[Start DATA SUPPLIED]

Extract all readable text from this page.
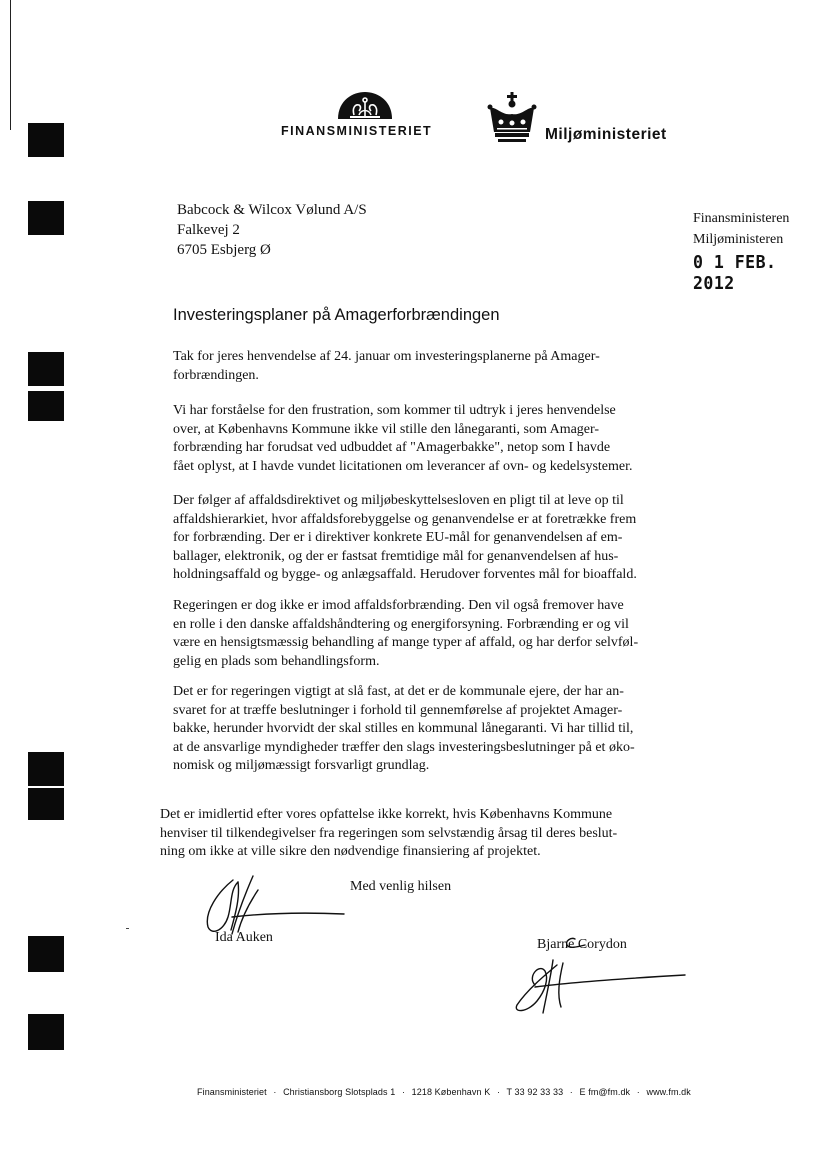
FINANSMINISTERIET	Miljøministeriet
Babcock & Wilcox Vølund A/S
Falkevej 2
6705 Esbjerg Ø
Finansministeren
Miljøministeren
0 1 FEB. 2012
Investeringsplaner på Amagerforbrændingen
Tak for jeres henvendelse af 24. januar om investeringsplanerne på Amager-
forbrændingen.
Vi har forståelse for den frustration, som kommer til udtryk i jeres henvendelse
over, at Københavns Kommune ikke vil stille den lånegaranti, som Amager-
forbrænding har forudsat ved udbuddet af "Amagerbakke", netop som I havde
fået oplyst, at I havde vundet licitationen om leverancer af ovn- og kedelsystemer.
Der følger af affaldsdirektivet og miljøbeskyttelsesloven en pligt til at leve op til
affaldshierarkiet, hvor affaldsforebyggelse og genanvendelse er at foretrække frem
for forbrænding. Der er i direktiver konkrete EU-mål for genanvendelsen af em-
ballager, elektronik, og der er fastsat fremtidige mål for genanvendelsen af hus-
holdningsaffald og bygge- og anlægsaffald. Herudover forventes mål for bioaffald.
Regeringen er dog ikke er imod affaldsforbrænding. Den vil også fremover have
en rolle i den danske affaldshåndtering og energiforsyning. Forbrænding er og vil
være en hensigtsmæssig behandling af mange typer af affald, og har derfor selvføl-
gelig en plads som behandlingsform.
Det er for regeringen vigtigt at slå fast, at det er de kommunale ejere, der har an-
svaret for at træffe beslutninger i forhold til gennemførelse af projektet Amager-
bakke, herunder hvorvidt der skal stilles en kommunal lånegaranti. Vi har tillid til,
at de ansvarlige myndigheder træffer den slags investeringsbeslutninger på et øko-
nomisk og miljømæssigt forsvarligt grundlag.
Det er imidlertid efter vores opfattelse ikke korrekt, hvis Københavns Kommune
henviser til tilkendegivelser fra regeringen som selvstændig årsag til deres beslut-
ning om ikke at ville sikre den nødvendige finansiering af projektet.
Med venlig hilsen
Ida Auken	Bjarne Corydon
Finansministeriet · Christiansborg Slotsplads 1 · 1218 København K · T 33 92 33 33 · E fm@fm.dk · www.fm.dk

[End DATA SUPPLIED]

WHAT IS REQUIRED
Wherever the string "ikke" appears in the entries above, list that line.

WRITTEN REPLY
over, at Københavns Kommune ikke vil stille den lånegaranti, som Amager-
Regeringen er dog ikke er imod affaldsforbrænding. Den vil også fremover have
Det er imidlertid efter vores opfattelse ikke korrekt, hvis Københavns Kommune
ning om ikke at ville sikre den nødvendige finansiering af projektet.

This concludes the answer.